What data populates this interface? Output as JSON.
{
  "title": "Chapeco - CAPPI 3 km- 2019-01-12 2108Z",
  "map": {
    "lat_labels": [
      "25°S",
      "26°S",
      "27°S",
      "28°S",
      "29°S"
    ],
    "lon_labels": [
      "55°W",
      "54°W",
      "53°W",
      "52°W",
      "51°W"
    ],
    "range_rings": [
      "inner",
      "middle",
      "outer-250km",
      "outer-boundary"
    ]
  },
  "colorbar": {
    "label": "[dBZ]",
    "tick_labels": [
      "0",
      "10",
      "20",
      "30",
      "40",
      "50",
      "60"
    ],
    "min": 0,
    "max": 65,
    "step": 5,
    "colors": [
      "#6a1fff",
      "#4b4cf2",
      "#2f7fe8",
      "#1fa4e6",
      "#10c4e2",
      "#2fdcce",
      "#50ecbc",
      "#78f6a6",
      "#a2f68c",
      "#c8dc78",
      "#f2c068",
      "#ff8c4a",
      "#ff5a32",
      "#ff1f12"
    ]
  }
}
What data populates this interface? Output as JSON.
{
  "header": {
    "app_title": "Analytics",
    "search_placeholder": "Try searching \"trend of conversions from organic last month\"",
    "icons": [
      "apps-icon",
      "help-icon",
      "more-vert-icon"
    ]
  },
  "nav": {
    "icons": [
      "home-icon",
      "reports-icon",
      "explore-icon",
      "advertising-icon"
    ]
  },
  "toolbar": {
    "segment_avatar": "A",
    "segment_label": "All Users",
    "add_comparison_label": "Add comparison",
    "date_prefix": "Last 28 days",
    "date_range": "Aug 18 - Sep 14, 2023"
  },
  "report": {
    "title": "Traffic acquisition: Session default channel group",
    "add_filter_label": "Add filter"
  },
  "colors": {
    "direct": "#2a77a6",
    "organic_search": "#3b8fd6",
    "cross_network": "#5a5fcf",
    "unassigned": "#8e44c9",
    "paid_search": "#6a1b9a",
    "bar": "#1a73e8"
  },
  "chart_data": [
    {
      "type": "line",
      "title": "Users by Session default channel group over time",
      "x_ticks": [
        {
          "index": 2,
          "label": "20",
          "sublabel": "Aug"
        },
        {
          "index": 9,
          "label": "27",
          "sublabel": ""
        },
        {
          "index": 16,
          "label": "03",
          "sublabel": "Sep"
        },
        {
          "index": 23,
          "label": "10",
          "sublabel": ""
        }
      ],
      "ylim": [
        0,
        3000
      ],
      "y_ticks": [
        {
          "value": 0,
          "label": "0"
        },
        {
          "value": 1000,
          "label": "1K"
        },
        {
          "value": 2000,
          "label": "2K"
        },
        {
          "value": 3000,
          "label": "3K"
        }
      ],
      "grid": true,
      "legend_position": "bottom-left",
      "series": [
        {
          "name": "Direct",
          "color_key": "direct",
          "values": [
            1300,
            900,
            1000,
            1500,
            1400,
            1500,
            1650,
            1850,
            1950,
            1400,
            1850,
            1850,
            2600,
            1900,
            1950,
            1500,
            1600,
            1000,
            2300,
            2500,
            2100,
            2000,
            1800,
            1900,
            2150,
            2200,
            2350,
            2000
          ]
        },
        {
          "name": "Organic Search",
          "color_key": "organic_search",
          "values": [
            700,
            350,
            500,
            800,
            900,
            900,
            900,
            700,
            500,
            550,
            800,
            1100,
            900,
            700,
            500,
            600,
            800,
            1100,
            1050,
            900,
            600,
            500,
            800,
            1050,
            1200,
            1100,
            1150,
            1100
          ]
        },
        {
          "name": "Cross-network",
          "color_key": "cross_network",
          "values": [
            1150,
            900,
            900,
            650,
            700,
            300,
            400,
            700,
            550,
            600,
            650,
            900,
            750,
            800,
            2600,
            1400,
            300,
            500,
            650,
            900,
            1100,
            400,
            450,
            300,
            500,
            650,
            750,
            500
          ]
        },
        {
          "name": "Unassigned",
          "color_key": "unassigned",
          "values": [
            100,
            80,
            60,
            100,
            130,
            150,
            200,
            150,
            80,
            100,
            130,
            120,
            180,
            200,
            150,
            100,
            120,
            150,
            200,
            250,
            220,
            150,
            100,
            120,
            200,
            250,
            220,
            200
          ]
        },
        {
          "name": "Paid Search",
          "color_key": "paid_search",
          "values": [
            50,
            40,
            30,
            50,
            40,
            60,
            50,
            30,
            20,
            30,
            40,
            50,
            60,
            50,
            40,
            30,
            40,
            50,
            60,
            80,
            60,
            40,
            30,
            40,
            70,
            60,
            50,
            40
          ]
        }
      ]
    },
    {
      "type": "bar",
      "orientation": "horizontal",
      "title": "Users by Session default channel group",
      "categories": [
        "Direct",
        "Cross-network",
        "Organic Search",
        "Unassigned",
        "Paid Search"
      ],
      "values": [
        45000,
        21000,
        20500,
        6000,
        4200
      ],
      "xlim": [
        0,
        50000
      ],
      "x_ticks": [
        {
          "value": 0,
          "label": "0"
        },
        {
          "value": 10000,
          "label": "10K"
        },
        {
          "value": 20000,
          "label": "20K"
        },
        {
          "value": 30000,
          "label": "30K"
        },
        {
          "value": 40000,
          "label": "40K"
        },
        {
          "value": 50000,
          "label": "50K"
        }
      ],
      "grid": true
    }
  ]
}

-----

**REQUIRED WORK**
Copy every record exactly as presented.

**OUTPUT**
What data populates this interface? Output as JSON.
{
  "title": "Chapeco - CAPPI 3 km- 2019-01-12 2108Z",
  "map": {
    "lat_labels": [
      "25°S",
      "26°S",
      "27°S",
      "28°S",
      "29°S"
    ],
    "lon_labels": [
      "55°W",
      "54°W",
      "53°W",
      "52°W",
      "51°W"
    ],
    "range_rings": [
      "inner",
      "middle",
      "outer-250km",
      "outer-boundary"
    ]
  },
  "colorbar": {
    "label": "[dBZ]",
    "tick_labels": [
      "0",
      "10",
      "20",
      "30",
      "40",
      "50",
      "60"
    ],
    "min": 0,
    "max": 65,
    "step": 5,
    "colors": [
      "#6a1fff",
      "#4b4cf2",
      "#2f7fe8",
      "#1fa4e6",
      "#10c4e2",
      "#2fdcce",
      "#50ecbc",
      "#78f6a6",
      "#a2f68c",
      "#c8dc78",
      "#f2c068",
      "#ff8c4a",
      "#ff5a32",
      "#ff1f12"
    ]
  }
}
What data populates this interface? Output as JSON.
{
  "header": {
    "app_title": "Analytics",
    "search_placeholder": "Try searching \"trend of conversions from organic last month\"",
    "icons": [
      "apps-icon",
      "help-icon",
      "more-vert-icon"
    ]
  },
  "nav": {
    "icons": [
      "home-icon",
      "reports-icon",
      "explore-icon",
      "advertising-icon"
    ]
  },
  "toolbar": {
    "segment_avatar": "A",
    "segment_label": "All Users",
    "add_comparison_label": "Add comparison",
    "date_prefix": "Last 28 days",
    "date_range": "Aug 18 - Sep 14, 2023"
  },
  "report": {
    "title": "Traffic acquisition: Session default channel group",
    "add_filter_label": "Add filter"
  },
  "colors": {
    "direct": "#2a77a6",
    "organic_search": "#3b8fd6",
    "cross_network": "#5a5fcf",
    "unassigned": "#8e44c9",
    "paid_search": "#6a1b9a",
    "bar": "#1a73e8"
  },
  "chart_data": [
    {
      "type": "line",
      "title": "Users by Session default channel group over time",
      "x_ticks": [
        {
          "index": 2,
          "label": "20",
          "sublabel": "Aug"
        },
        {
          "index": 9,
          "label": "27",
          "sublabel": ""
        },
        {
          "index": 16,
          "label": "03",
          "sublabel": "Sep"
        },
        {
          "index": 23,
          "label": "10",
          "sublabel": ""
        }
      ],
      "ylim": [
        0,
        3000
      ],
      "y_ticks": [
        {
          "value": 0,
          "label": "0"
        },
        {
          "value": 1000,
          "label": "1K"
        },
        {
          "value": 2000,
          "label": "2K"
        },
        {
          "value": 3000,
          "label": "3K"
        }
      ],
      "grid": true,
      "legend_position": "bottom-left",
      "series": [
        {
          "name": "Direct",
          "color_key": "direct",
          "values": [
            1300,
            900,
            1000,
            1500,
            1400,
            1500,
            1650,
            1850,
            1950,
            1400,
            1850,
            1850,
            2600,
            1900,
            1950,
            1500,
            1600,
            1000,
            2300,
            2500,
            2100,
            2000,
            1800,
            1900,
            2150,
            2200,
            2350,
            2000
          ]
        },
        {
          "name": "Organic Search",
          "color_key": "organic_search",
          "values": [
            700,
            350,
            500,
            800,
            900,
            900,
            900,
            700,
            500,
            550,
            800,
            1100,
            900,
            700,
            500,
            600,
            800,
            1100,
            1050,
            900,
            600,
            500,
            800,
            1050,
            1200,
            1100,
            1150,
            1100
          ]
        },
        {
          "name": "Cross-network",
          "color_key": "cross_network",
          "values": [
            1150,
            900,
            900,
            650,
            700,
            300,
            400,
            700,
            550,
            600,
            650,
            900,
            750,
            800,
            2600,
            1400,
            300,
            500,
            650,
            900,
            1100,
            400,
            450,
            300,
            500,
            650,
            750,
            500
          ]
        },
        {
          "name": "Unassigned",
          "color_key": "unassigned",
          "values": [
            100,
            80,
            60,
            100,
            130,
            150,
            200,
            150,
            80,
            100,
            130,
            120,
            180,
            200,
            150,
            100,
            120,
            150,
            200,
            250,
            220,
            150,
            100,
            120,
            200,
            250,
            220,
            200
          ]
        },
        {
          "name": "Paid Search",
          "color_key": "paid_search",
          "values": [
            50,
            40,
            30,
            50,
            40,
            60,
            50,
            30,
            20,
            30,
            40,
            50,
            60,
            50,
            40,
            30,
            40,
            50,
            60,
            80,
            60,
            40,
            30,
            40,
            70,
            60,
            50,
            40
          ]
        }
      ]
    },
    {
      "type": "bar",
      "orientation": "horizontal",
      "title": "Users by Session default channel group",
      "categories": [
        "Direct",
        "Cross-network",
        "Organic Search",
        "Unassigned",
        "Paid Search"
      ],
      "values": [
        45000,
        21000,
        20500,
        6000,
        4200
      ],
      "xlim": [
        0,
        50000
      ],
      "x_ticks": [
        {
          "value": 0,
          "label": "0"
        },
        {
          "value": 10000,
          "label": "10K"
        },
        {
          "value": 20000,
          "label": "20K"
        },
        {
          "value": 30000,
          "label": "30K"
        },
        {
          "value": 40000,
          "label": "40K"
        },
        {
          "value": 50000,
          "label": "50K"
        }
      ],
      "grid": true
    }
  ]
}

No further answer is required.